• **Task goal**
Show every line where "JSON" occurs.

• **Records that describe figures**
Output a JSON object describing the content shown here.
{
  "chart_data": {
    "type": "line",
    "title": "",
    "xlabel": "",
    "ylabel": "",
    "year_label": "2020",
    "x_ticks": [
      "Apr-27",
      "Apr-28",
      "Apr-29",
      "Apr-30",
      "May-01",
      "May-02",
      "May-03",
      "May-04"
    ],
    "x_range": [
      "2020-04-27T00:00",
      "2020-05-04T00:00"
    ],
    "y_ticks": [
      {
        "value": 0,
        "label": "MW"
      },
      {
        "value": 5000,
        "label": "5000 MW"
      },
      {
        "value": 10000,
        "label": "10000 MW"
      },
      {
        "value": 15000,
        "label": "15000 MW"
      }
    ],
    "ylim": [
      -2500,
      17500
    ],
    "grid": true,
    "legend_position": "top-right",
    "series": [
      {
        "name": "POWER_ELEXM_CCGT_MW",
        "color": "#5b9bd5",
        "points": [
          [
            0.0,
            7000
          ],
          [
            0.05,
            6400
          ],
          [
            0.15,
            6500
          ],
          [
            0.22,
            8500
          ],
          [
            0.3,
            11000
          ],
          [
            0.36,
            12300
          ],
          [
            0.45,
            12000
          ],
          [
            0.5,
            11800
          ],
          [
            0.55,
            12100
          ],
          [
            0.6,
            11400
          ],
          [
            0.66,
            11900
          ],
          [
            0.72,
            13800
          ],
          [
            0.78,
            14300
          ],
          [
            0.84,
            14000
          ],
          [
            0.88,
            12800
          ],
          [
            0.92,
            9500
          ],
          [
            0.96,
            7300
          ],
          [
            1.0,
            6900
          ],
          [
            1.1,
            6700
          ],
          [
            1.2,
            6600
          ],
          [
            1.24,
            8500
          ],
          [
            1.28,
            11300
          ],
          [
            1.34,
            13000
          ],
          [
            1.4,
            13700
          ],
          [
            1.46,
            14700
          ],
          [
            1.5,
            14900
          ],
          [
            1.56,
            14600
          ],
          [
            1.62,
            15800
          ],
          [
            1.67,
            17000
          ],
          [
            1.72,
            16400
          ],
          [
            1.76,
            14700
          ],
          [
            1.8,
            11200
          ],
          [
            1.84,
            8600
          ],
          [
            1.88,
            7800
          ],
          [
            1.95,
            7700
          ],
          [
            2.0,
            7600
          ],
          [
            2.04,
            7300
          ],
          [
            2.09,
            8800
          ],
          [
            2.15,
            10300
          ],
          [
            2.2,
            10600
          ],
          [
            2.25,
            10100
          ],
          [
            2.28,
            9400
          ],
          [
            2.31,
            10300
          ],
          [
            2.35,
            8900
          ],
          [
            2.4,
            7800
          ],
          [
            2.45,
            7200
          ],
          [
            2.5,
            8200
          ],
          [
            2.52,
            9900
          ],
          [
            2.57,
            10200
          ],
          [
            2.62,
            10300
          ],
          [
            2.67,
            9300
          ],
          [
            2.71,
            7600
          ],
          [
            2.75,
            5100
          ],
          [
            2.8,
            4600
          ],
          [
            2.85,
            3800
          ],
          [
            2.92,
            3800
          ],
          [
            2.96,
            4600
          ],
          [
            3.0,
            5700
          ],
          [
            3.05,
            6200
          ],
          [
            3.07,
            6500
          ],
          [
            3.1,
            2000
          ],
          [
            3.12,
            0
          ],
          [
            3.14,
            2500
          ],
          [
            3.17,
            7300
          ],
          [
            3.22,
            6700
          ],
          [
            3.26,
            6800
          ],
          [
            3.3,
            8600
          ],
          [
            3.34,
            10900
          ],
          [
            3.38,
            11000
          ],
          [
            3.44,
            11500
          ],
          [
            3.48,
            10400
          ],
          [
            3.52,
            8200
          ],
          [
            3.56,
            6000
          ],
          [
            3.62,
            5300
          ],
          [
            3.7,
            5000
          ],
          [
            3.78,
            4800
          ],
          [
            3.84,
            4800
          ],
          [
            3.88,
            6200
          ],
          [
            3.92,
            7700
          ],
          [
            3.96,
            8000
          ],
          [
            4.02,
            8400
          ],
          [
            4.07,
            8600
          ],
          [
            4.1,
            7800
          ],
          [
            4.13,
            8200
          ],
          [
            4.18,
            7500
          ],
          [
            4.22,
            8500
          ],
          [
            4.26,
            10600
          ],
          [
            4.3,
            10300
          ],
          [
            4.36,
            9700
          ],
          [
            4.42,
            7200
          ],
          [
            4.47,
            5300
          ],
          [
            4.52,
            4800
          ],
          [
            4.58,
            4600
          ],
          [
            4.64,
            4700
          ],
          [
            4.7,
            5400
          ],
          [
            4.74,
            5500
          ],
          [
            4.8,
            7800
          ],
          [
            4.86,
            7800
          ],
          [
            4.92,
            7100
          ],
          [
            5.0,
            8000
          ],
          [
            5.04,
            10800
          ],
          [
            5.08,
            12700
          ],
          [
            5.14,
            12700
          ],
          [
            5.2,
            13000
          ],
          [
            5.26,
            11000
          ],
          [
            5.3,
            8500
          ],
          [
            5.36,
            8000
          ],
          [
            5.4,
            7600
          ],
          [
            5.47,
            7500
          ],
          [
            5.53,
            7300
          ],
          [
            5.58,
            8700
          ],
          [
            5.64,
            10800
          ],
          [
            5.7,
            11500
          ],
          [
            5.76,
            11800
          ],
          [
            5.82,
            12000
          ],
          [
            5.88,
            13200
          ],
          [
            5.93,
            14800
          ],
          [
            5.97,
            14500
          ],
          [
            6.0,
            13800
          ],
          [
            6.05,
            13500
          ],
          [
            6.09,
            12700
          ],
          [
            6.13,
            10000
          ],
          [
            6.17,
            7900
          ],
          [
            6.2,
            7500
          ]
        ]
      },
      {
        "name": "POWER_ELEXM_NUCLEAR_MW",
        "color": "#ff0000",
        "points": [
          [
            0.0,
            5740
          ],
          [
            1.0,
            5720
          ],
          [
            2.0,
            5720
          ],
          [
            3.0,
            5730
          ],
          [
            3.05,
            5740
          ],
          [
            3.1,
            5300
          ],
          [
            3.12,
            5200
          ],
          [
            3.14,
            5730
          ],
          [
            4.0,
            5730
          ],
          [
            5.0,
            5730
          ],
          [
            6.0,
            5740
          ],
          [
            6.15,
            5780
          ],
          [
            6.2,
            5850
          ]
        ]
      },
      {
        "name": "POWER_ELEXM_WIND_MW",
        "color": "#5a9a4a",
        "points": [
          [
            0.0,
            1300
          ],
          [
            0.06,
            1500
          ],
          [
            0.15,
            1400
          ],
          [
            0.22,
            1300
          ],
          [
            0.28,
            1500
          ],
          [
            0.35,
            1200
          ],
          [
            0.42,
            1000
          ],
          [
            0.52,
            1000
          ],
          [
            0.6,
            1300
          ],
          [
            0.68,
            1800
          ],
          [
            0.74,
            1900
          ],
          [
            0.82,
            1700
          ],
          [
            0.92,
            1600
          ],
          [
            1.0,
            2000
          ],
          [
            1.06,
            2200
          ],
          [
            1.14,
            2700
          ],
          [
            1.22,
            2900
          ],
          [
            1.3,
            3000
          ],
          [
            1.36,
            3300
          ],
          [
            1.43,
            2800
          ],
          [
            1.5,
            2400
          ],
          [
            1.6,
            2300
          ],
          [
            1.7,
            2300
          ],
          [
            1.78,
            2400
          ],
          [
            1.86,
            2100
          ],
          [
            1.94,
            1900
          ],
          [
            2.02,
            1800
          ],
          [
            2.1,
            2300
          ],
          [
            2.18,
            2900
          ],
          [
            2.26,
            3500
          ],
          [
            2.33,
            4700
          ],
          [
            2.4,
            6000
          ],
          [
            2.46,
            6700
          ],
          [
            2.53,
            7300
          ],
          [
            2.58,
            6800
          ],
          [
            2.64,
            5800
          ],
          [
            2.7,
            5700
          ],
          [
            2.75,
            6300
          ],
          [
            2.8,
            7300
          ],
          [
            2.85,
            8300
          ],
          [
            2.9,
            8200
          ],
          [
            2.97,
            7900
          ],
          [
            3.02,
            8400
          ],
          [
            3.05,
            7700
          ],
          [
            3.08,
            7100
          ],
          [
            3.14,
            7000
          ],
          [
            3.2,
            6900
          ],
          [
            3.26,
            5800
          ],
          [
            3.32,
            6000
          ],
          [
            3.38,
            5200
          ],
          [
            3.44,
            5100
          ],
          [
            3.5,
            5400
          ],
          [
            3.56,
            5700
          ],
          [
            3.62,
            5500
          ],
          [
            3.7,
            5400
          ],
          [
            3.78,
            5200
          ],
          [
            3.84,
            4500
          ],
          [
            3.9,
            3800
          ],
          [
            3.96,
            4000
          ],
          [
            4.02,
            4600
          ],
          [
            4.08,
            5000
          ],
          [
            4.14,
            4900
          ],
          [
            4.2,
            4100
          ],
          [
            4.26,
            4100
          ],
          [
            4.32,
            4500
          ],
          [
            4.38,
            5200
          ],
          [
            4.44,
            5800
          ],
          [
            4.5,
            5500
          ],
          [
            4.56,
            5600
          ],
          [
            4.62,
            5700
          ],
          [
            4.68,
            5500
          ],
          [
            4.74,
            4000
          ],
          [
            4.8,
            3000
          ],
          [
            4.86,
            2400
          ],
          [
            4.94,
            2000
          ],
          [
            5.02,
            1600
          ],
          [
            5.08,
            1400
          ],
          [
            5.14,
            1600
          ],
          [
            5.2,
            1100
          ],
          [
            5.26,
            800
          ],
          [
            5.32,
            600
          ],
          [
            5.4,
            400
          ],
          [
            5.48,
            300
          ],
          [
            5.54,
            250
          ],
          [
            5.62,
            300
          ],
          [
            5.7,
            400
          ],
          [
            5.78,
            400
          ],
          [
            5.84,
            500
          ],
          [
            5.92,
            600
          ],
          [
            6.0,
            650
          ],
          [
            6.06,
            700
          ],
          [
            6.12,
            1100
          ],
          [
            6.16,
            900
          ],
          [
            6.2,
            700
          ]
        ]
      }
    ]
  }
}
...
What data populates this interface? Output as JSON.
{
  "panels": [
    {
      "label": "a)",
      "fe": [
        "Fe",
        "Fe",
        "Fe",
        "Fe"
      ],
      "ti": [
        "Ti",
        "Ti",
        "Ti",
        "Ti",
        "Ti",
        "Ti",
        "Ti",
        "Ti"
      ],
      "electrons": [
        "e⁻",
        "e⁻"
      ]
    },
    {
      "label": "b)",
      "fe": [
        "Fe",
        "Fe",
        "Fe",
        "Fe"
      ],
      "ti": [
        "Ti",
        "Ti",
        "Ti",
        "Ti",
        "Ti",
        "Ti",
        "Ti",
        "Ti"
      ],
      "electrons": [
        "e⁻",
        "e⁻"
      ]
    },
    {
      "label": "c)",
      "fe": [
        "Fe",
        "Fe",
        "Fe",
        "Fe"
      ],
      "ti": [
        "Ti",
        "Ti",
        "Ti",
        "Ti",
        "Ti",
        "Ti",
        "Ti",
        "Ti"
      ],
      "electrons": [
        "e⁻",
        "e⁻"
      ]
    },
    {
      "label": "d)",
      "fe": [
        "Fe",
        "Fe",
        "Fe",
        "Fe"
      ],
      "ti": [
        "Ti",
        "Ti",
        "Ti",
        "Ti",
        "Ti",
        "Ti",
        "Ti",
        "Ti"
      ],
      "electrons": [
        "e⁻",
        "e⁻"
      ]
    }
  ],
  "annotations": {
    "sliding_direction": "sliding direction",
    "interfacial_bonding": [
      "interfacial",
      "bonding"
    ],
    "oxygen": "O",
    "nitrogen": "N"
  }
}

• **Solution to the exercise**
Output a JSON object describing the content shown here.
What data populates this interface? Output as JSON.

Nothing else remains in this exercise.